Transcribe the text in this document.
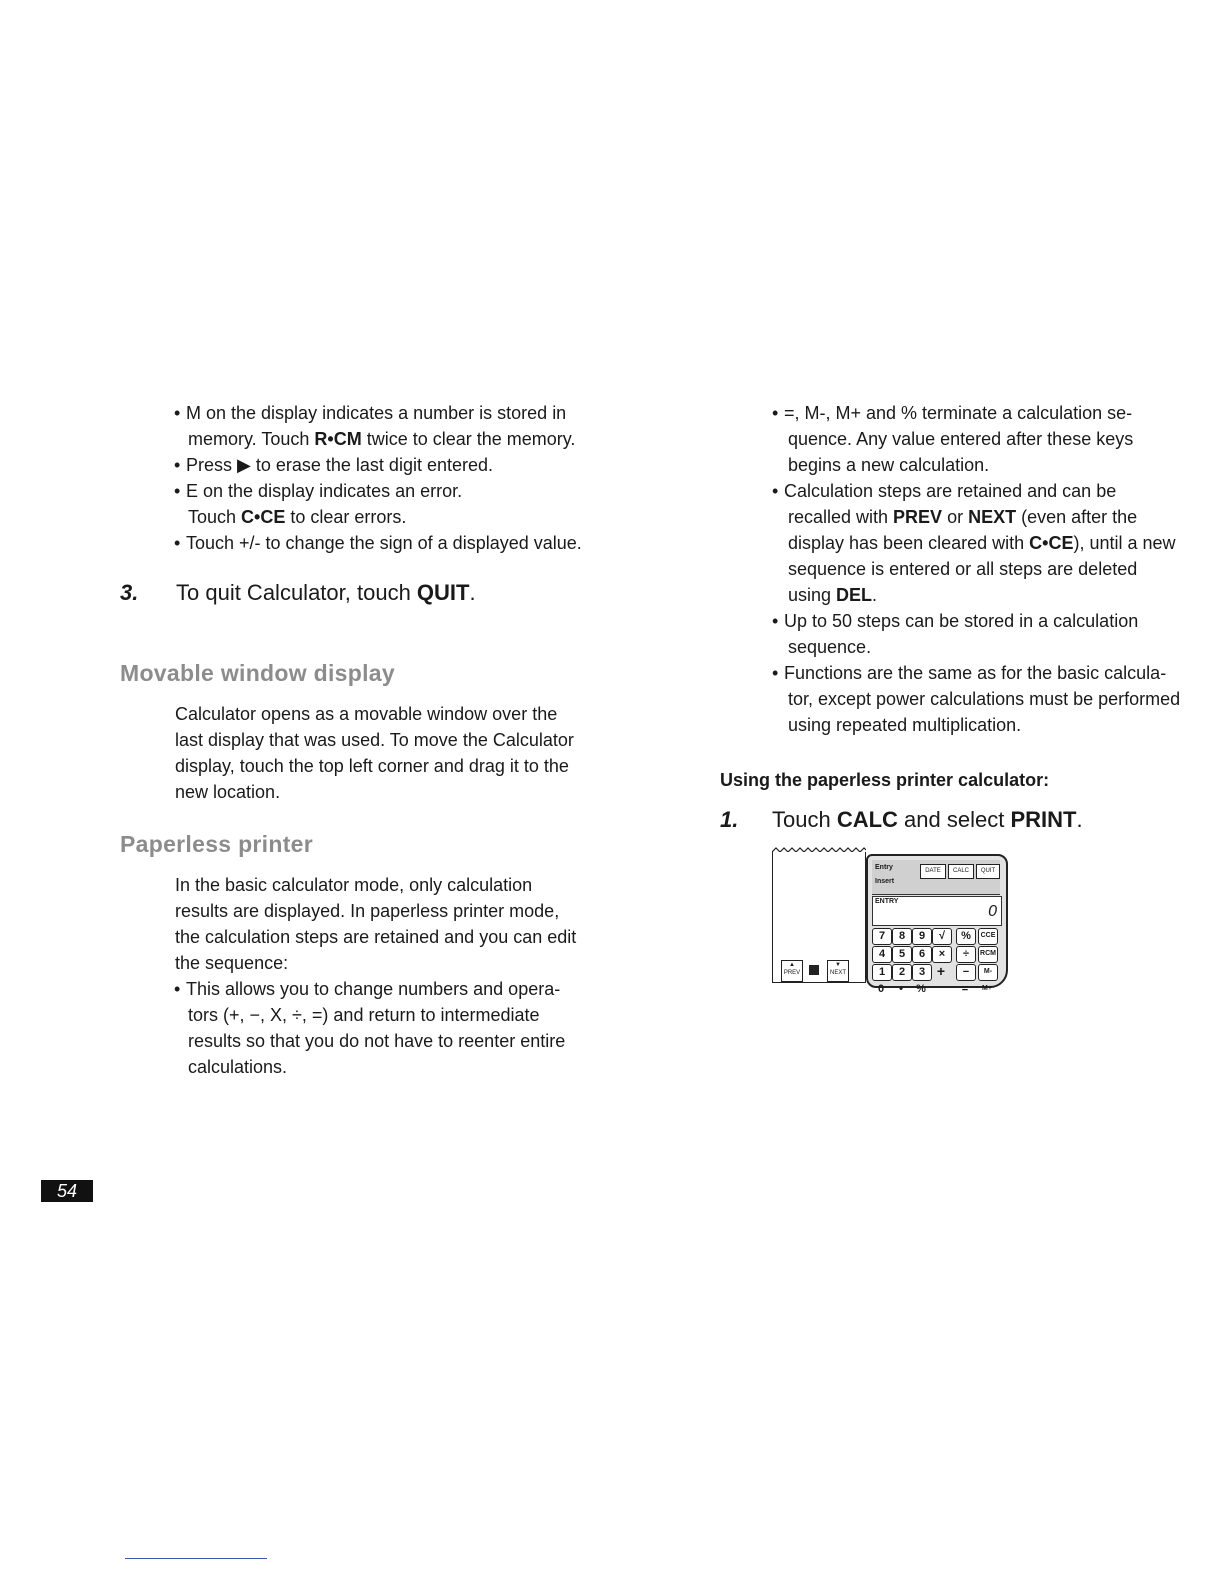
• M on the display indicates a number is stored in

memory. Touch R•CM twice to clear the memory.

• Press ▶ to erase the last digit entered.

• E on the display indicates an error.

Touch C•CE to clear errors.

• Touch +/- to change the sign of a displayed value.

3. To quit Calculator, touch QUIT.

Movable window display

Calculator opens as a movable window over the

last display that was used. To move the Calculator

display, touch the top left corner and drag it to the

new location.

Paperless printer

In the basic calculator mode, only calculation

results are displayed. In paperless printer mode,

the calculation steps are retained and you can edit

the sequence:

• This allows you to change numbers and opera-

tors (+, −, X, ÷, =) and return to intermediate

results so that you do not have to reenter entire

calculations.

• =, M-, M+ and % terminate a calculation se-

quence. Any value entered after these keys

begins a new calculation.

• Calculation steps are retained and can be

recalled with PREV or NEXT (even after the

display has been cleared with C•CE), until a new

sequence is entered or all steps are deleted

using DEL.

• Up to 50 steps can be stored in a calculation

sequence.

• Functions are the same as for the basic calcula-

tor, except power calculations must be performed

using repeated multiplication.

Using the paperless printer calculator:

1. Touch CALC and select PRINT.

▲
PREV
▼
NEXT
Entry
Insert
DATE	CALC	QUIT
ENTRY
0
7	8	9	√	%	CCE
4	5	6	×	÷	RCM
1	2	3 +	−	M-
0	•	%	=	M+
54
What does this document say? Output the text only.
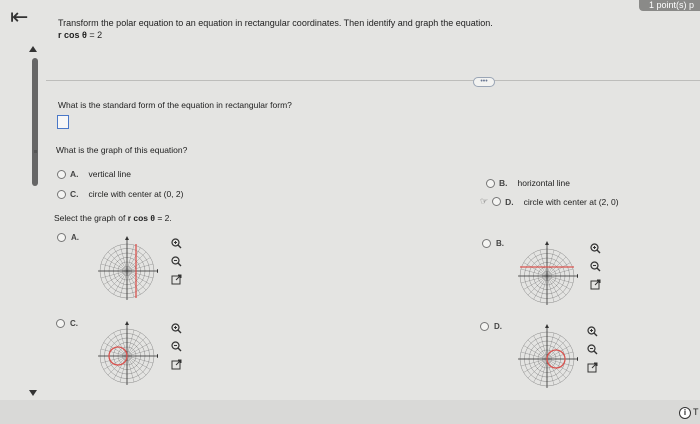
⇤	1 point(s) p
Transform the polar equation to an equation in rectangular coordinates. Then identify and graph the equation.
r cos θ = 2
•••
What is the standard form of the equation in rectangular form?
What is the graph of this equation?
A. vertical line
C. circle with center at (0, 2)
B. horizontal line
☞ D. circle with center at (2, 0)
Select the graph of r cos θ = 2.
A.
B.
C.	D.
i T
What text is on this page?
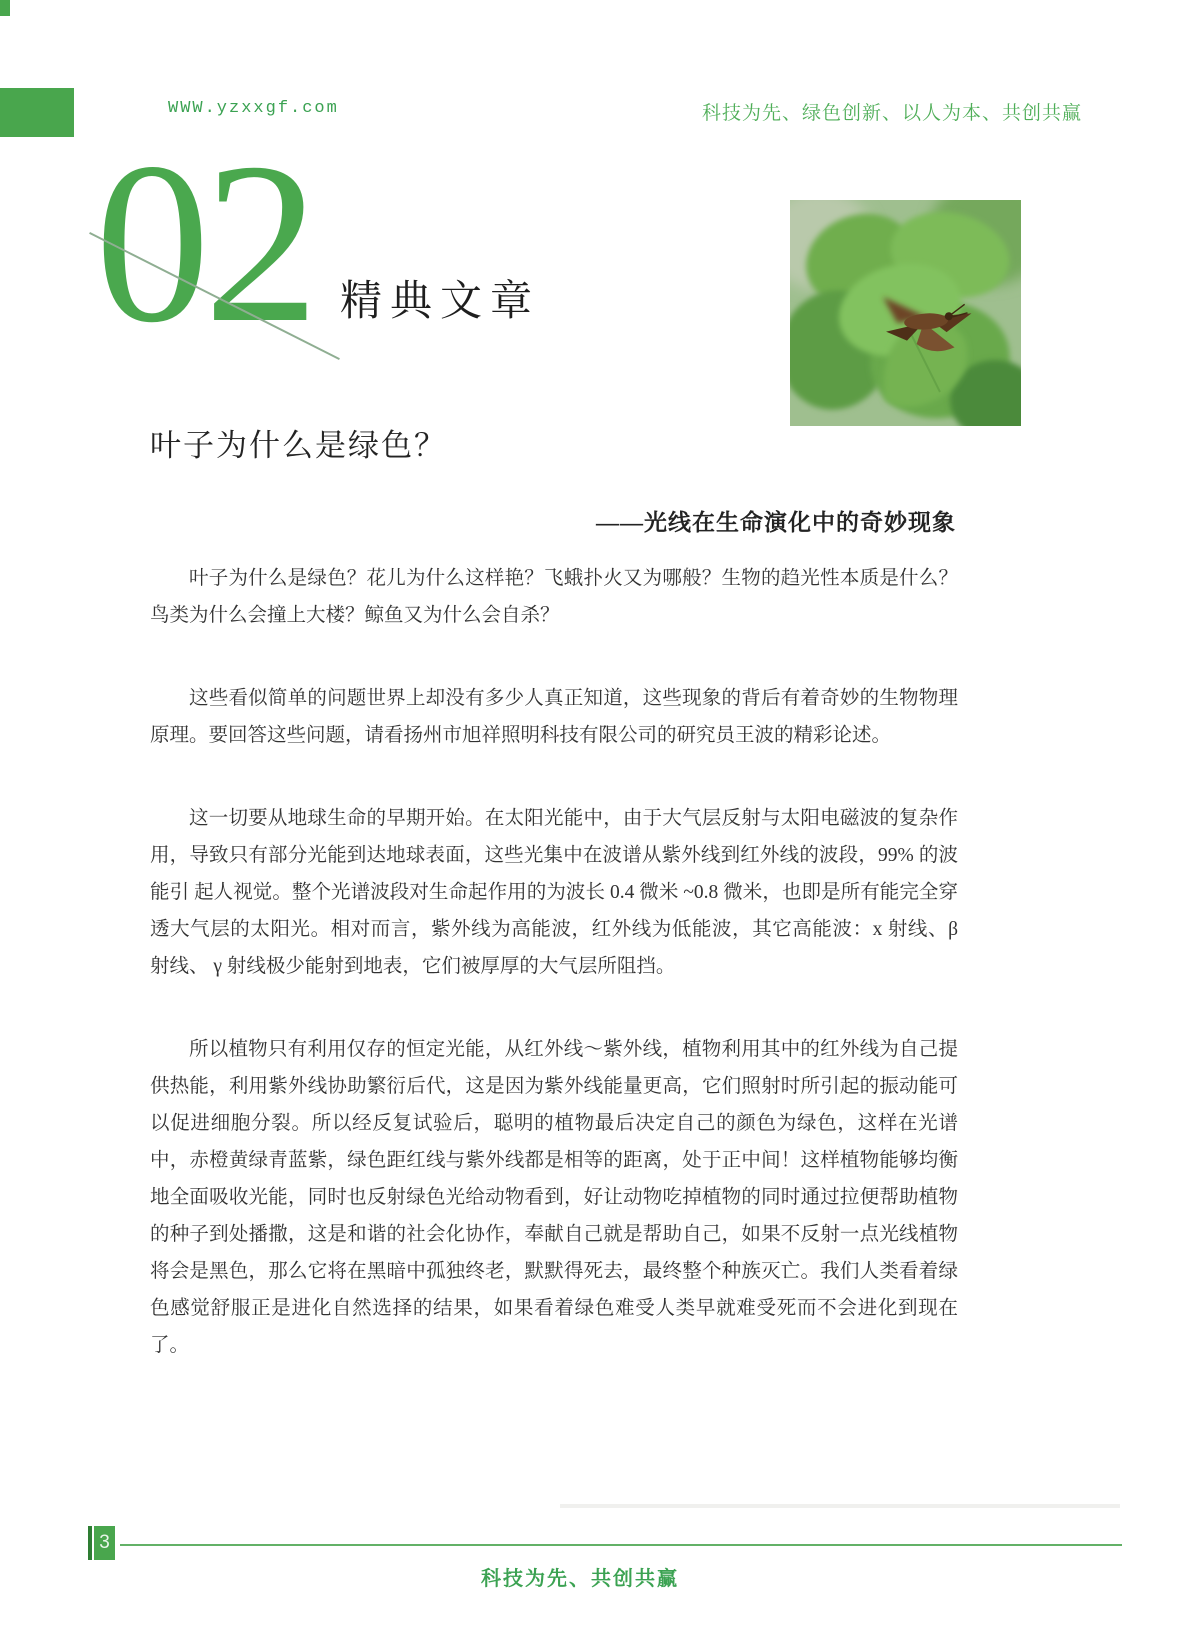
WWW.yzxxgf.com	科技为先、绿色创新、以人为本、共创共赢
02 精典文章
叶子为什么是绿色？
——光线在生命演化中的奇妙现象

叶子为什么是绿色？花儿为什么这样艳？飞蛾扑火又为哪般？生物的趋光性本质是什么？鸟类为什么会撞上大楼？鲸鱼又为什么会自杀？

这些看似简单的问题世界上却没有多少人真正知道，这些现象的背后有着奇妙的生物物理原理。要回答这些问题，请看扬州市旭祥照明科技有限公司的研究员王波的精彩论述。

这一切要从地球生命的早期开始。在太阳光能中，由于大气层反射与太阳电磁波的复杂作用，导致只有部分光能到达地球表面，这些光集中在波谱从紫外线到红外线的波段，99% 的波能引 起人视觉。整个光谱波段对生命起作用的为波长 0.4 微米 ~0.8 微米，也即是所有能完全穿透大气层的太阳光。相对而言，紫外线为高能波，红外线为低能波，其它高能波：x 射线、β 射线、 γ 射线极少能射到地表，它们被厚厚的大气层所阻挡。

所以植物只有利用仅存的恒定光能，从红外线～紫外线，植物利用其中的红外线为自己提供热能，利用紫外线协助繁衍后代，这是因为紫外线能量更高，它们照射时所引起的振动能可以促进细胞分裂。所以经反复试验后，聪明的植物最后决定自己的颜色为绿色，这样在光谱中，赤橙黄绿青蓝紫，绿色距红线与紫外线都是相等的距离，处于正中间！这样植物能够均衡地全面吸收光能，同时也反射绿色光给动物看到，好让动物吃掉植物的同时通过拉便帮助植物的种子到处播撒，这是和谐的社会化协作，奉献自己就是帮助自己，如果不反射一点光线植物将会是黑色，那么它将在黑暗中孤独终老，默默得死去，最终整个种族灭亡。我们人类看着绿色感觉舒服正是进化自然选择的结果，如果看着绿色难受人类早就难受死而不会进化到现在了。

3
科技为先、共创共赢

**TO BE DONE:**
Show all lines from the records above where the word "indicates" occurs.

**RESULT OF THIS EXERCISE:**
• M on the display indicates a number is stored in
• E on the display indicates an error.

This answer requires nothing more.